*Goal*
Reproduce the data in its entirety, exactly as supplied.

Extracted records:
---

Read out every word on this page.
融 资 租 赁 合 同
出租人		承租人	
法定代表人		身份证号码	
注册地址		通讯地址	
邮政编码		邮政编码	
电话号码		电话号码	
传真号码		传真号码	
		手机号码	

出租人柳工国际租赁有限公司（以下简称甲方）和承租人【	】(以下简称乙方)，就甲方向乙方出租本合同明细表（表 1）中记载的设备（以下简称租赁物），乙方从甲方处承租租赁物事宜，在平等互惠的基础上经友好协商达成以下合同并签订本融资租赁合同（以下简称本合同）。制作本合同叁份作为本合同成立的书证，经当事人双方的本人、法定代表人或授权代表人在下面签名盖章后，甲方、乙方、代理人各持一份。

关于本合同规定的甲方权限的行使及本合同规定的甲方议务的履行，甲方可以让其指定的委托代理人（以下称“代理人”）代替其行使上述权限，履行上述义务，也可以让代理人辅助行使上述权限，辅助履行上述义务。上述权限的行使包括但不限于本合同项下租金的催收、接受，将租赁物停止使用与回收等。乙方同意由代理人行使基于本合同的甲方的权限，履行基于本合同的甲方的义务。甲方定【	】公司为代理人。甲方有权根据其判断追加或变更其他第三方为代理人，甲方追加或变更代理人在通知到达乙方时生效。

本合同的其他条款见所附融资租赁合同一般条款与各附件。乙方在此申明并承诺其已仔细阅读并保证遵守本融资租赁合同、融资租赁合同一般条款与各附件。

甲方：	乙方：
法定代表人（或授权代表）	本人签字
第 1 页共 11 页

---

*The output*
Read out every word on this page.
融 资 租 赁 合 同
出租人		承租人	
法定代表人		身份证号码	
注册地址		通讯地址	
邮政编码		邮政编码	
电话号码		电话号码	
传真号码		传真号码	
		手机号码	

出租人柳工国际租赁有限公司（以下简称甲方）和承租人【	】(以下简称乙方)，就甲方向乙方出租本合同明细表（表 1）中记载的设备（以下简称租赁物），乙方从甲方处承租租赁物事宜，在平等互惠的基础上经友好协商达成以下合同并签订本融资租赁合同（以下简称本合同）。制作本合同叁份作为本合同成立的书证，经当事人双方的本人、法定代表人或授权代表人在下面签名盖章后，甲方、乙方、代理人各持一份。

关于本合同规定的甲方权限的行使及本合同规定的甲方议务的履行，甲方可以让其指定的委托代理人（以下称“代理人”）代替其行使上述权限，履行上述义务，也可以让代理人辅助行使上述权限，辅助履行上述义务。上述权限的行使包括但不限于本合同项下租金的催收、接受，将租赁物停止使用与回收等。乙方同意由代理人行使基于本合同的甲方的权限，履行基于本合同的甲方的义务。甲方定【	】公司为代理人。甲方有权根据其判断追加或变更其他第三方为代理人，甲方追加或变更代理人在通知到达乙方时生效。

本合同的其他条款见所附融资租赁合同一般条款与各附件。乙方在此申明并承诺其已仔细阅读并保证遵守本融资租赁合同、融资租赁合同一般条款与各附件。

甲方：	乙方：
法定代表人（或授权代表）	本人签字
第 1 页共 11 页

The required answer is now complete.